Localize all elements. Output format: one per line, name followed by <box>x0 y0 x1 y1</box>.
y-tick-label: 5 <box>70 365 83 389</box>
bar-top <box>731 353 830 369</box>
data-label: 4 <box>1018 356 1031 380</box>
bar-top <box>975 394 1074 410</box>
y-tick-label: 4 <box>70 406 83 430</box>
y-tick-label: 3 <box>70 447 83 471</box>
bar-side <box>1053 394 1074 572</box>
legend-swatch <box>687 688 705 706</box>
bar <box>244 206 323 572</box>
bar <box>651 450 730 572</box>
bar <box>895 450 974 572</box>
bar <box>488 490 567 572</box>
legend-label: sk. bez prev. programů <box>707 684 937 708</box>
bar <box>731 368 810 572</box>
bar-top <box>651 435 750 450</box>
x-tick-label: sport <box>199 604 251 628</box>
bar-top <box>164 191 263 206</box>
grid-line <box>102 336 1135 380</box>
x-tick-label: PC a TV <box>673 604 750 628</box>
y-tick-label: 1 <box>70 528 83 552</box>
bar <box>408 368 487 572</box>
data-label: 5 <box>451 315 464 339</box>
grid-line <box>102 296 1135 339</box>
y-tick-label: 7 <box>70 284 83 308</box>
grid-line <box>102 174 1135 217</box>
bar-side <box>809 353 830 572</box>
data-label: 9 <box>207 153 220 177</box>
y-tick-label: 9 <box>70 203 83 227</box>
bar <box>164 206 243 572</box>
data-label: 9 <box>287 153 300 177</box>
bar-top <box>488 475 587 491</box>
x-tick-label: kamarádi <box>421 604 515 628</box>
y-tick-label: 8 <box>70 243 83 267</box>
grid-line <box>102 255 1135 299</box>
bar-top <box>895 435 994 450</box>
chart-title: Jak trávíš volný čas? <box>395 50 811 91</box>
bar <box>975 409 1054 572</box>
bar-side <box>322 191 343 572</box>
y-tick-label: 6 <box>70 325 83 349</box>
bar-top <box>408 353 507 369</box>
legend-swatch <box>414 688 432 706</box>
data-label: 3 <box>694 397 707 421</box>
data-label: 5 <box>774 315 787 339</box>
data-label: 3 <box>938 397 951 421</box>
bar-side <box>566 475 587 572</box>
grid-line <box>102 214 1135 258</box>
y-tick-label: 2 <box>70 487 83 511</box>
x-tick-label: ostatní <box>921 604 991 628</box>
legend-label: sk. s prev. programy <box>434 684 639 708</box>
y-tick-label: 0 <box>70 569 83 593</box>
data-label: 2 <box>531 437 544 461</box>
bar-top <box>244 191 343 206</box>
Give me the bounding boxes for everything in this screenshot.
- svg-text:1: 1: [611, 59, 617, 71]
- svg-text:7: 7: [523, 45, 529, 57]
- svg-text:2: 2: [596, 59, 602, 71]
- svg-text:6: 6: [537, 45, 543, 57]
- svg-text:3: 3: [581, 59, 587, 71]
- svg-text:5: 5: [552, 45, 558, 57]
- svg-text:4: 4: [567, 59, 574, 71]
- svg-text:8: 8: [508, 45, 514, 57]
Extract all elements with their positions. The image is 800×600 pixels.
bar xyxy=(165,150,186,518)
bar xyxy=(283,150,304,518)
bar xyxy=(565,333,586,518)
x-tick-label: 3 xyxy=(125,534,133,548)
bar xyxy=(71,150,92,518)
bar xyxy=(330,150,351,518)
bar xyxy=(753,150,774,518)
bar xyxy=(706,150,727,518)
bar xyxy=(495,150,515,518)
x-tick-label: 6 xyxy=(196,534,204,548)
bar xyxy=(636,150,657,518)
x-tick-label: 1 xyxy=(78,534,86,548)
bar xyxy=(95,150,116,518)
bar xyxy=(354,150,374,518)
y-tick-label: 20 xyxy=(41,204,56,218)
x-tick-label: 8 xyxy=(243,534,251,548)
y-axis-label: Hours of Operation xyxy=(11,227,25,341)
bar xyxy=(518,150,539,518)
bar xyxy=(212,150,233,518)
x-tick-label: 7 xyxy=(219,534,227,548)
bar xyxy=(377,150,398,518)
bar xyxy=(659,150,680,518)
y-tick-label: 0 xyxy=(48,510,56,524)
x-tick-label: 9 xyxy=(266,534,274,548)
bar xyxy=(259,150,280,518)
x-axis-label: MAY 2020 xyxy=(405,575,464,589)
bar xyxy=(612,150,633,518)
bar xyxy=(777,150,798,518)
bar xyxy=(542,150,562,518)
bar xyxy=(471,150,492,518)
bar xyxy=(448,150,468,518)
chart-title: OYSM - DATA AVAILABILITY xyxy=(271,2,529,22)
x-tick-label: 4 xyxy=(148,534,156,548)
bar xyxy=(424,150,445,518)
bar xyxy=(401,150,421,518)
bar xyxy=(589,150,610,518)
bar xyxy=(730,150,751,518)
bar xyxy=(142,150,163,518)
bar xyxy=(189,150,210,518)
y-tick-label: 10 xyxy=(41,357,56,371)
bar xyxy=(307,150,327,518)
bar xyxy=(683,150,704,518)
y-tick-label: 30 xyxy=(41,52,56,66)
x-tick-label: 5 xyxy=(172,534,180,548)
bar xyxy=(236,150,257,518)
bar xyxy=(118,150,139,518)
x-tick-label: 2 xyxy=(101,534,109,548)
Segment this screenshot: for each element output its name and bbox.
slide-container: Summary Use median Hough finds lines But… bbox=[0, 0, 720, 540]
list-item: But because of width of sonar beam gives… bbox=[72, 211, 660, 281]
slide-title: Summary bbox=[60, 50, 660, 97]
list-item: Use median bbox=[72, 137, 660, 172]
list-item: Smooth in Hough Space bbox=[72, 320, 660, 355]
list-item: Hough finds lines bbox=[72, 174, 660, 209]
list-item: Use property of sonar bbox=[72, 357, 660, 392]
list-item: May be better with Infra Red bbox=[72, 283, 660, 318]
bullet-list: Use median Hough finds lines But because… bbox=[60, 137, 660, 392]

Written problem —
Pull every line from all of the items above and reproduce each one verbatim, keeping its box coordinates unchanged.

Exercise answer —
Localize all elements. Output format: one per line, name followed by <box>x0 y0 x1 y1</box>.
y-tick-label: 5 <box>70 365 83 389</box>
bar-top <box>731 353 830 369</box>
data-label: 4 <box>1018 356 1031 380</box>
bar-top <box>975 394 1074 410</box>
y-tick-label: 4 <box>70 406 83 430</box>
y-tick-label: 3 <box>70 447 83 471</box>
bar-side <box>1053 394 1074 572</box>
legend-swatch <box>687 688 705 706</box>
bar <box>244 206 323 572</box>
bar <box>651 450 730 572</box>
bar <box>895 450 974 572</box>
bar <box>488 490 567 572</box>
legend-label: sk. bez prev. programů <box>707 684 937 708</box>
bar <box>731 368 810 572</box>
bar-top <box>651 435 750 450</box>
x-tick-label: sport <box>199 604 251 628</box>
bar-top <box>164 191 263 206</box>
grid-line <box>102 336 1135 380</box>
x-tick-label: PC a TV <box>673 604 750 628</box>
y-tick-label: 1 <box>70 528 83 552</box>
bar <box>408 368 487 572</box>
data-label: 5 <box>451 315 464 339</box>
grid-line <box>102 296 1135 339</box>
y-tick-label: 7 <box>70 284 83 308</box>
grid-line <box>102 174 1135 217</box>
bar-side <box>809 353 830 572</box>
data-label: 9 <box>207 153 220 177</box>
y-tick-label: 9 <box>70 203 83 227</box>
bar <box>164 206 243 572</box>
data-label: 9 <box>287 153 300 177</box>
bar-top <box>488 475 587 491</box>
x-tick-label: kamarádi <box>421 604 515 628</box>
y-tick-label: 8 <box>70 243 83 267</box>
grid-line <box>102 255 1135 299</box>
bar-top <box>895 435 994 450</box>
chart-title: Jak trávíš volný čas? <box>395 50 811 91</box>
bar <box>975 409 1054 572</box>
bar-side <box>322 191 343 572</box>
y-tick-label: 6 <box>70 325 83 349</box>
bar-top <box>408 353 507 369</box>
legend-swatch <box>414 688 432 706</box>
data-label: 3 <box>694 397 707 421</box>
data-label: 5 <box>774 315 787 339</box>
data-label: 3 <box>938 397 951 421</box>
bar-side <box>566 475 587 572</box>
grid-line <box>102 214 1135 258</box>
y-tick-label: 2 <box>70 487 83 511</box>
x-tick-label: ostatní <box>921 604 991 628</box>
legend-label: sk. s prev. programy <box>434 684 639 708</box>
y-tick-label: 0 <box>70 569 83 593</box>
data-label: 2 <box>531 437 544 461</box>
bar-top <box>244 191 343 206</box>
Give me the bounding boxes for everything in this screenshot.
- svg-text:1: 1: [611, 59, 617, 71]
- svg-text:7: 7: [523, 45, 529, 57]
- svg-text:2: 2: [596, 59, 602, 71]
- svg-text:6: 6: [537, 45, 543, 57]
- svg-text:3: 3: [581, 59, 587, 71]
- svg-text:5: 5: [552, 45, 558, 57]
- svg-text:4: 4: [567, 59, 574, 71]
- svg-text:8: 8: [508, 45, 514, 57]
Extract all elements with their positions. The image is 800×600 pixels.
bar xyxy=(165,150,186,518)
bar xyxy=(283,150,304,518)
bar xyxy=(565,333,586,518)
x-tick-label: 3 xyxy=(125,534,133,548)
bar xyxy=(71,150,92,518)
bar xyxy=(330,150,351,518)
bar xyxy=(753,150,774,518)
bar xyxy=(706,150,727,518)
bar xyxy=(495,150,515,518)
x-tick-label: 6 xyxy=(196,534,204,548)
bar xyxy=(636,150,657,518)
x-tick-label: 1 xyxy=(78,534,86,548)
bar xyxy=(95,150,116,518)
bar xyxy=(354,150,374,518)
y-tick-label: 20 xyxy=(41,204,56,218)
x-tick-label: 8 xyxy=(243,534,251,548)
y-axis-label: Hours of Operation xyxy=(11,227,25,341)
bar xyxy=(518,150,539,518)
bar xyxy=(212,150,233,518)
x-tick-label: 7 xyxy=(219,534,227,548)
bar xyxy=(377,150,398,518)
bar xyxy=(659,150,680,518)
y-tick-label: 0 xyxy=(48,510,56,524)
x-tick-label: 9 xyxy=(266,534,274,548)
bar xyxy=(259,150,280,518)
x-axis-label: MAY 2020 xyxy=(405,575,464,589)
bar xyxy=(612,150,633,518)
bar xyxy=(777,150,798,518)
bar xyxy=(542,150,562,518)
bar xyxy=(471,150,492,518)
bar xyxy=(448,150,468,518)
chart-title: OYSM - DATA AVAILABILITY xyxy=(271,2,529,22)
x-tick-label: 4 xyxy=(148,534,156,548)
bar xyxy=(424,150,445,518)
bar xyxy=(401,150,421,518)
bar xyxy=(589,150,610,518)
bar xyxy=(730,150,751,518)
bar xyxy=(142,150,163,518)
bar xyxy=(189,150,210,518)
y-tick-label: 10 xyxy=(41,357,56,371)
bar xyxy=(307,150,327,518)
bar xyxy=(683,150,704,518)
y-tick-label: 30 xyxy=(41,52,56,66)
x-tick-label: 5 xyxy=(172,534,180,548)
bar xyxy=(236,150,257,518)
bar xyxy=(118,150,139,518)
x-tick-label: 2 xyxy=(101,534,109,548)
Segment this screenshot: for each element output its name and bbox.
slide-container: Summary Use median Hough finds lines But… bbox=[0, 0, 720, 540]
list-item: But because of width of sonar beam gives… bbox=[72, 211, 660, 281]
slide-title: Summary bbox=[60, 50, 660, 97]
list-item: Use median bbox=[72, 137, 660, 172]
list-item: Smooth in Hough Space bbox=[72, 320, 660, 355]
list-item: Hough finds lines bbox=[72, 174, 660, 209]
list-item: Use property of sonar bbox=[72, 357, 660, 392]
list-item: May be better with Infra Red bbox=[72, 283, 660, 318]
bullet-list: Use median Hough finds lines But because… bbox=[60, 137, 660, 392]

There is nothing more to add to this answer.